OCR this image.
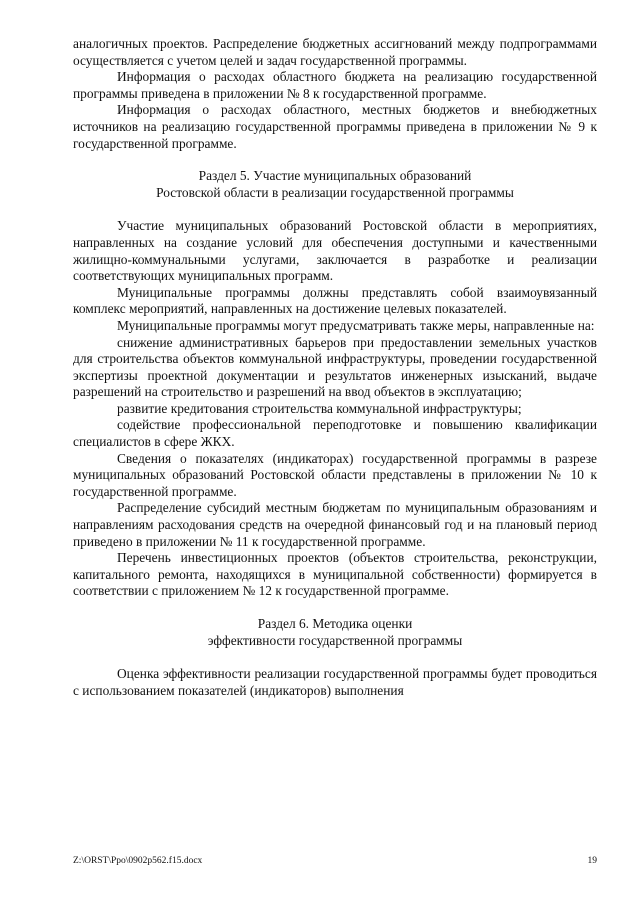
аналогичных проектов. Распределение бюджетных ассигнований между подпрограммами осуществляется с учетом целей и задач государственной программы.

Информация о расходах областного бюджета на реализацию государственной программы приведена в приложении № 8 к государственной программе.

Информация о расходах областного, местных бюджетов и внебюджетных источников на реализацию государственной программы приведена в приложении № 9 к государственной программе.

Раздел 5. Участие муниципальных образований

Ростовской области в реализации государственной программы

Участие муниципальных образований Ростовской области в мероприятиях, направленных на создание условий для обеспечения доступными и качественными жилищно-коммунальными услугами, заключается в разработке и реализации соответствующих муниципальных программ.

Муниципальные программы должны представлять собой взаимоувязанный комплекс мероприятий, направленных на достижение целевых показателей.

Муниципальные программы могут предусматривать также меры, направленные на:

снижение административных барьеров при предоставлении земельных участков для строительства объектов коммунальной инфраструктуры, проведении государственной экспертизы проектной документации и результатов инженерных изысканий, выдаче разрешений на строительство и разрешений на ввод объектов в эксплуатацию;

развитие кредитования строительства коммунальной инфраструктуры;

содействие профессиональной переподготовке и повышению квалификации специалистов в сфере ЖКХ.

Сведения о показателях (индикаторах) государственной программы в разрезе муниципальных образований Ростовской области представлены в приложении № 10 к государственной программе.

Распределение субсидий местным бюджетам по муниципальным образованиям и направлениям расходования средств на очередной финансовый год и на плановый период приведено в приложении № 11 к государственной программе.

Перечень инвестиционных проектов (объектов строительства, реконструкции, капитального ремонта, находящихся в муниципальной собственности) формируется в соответствии с приложением № 12 к государственной программе.

Раздел 6. Методика оценки

эффективности государственной программы

Оценка эффективности реализации государственной программы будет проводиться с использованием показателей (индикаторов) выполнения

Z:\ORST\Ppo\0902p562.f15.docx	19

Given exercise: Check each line above for "приложении" and return the ones that have it.

In response:
Информация о расходах областного бюджета на реализацию государственной программы приведена в приложении № 8 к государственной программе.
Информация о расходах областного, местных бюджетов и внебюджетных источников на реализацию государственной программы приведена в приложении № 9 к государственной программе.
Сведения о показателях (индикаторах) государственной программы в разрезе муниципальных образований Ростовской области представлены в приложении № 10 к государственной программе.
Распределение субсидий местным бюджетам по муниципальным образованиям и направлениям расходования средств на очередной финансовый год и на плановый период приведено в приложении № 11 к государственной программе.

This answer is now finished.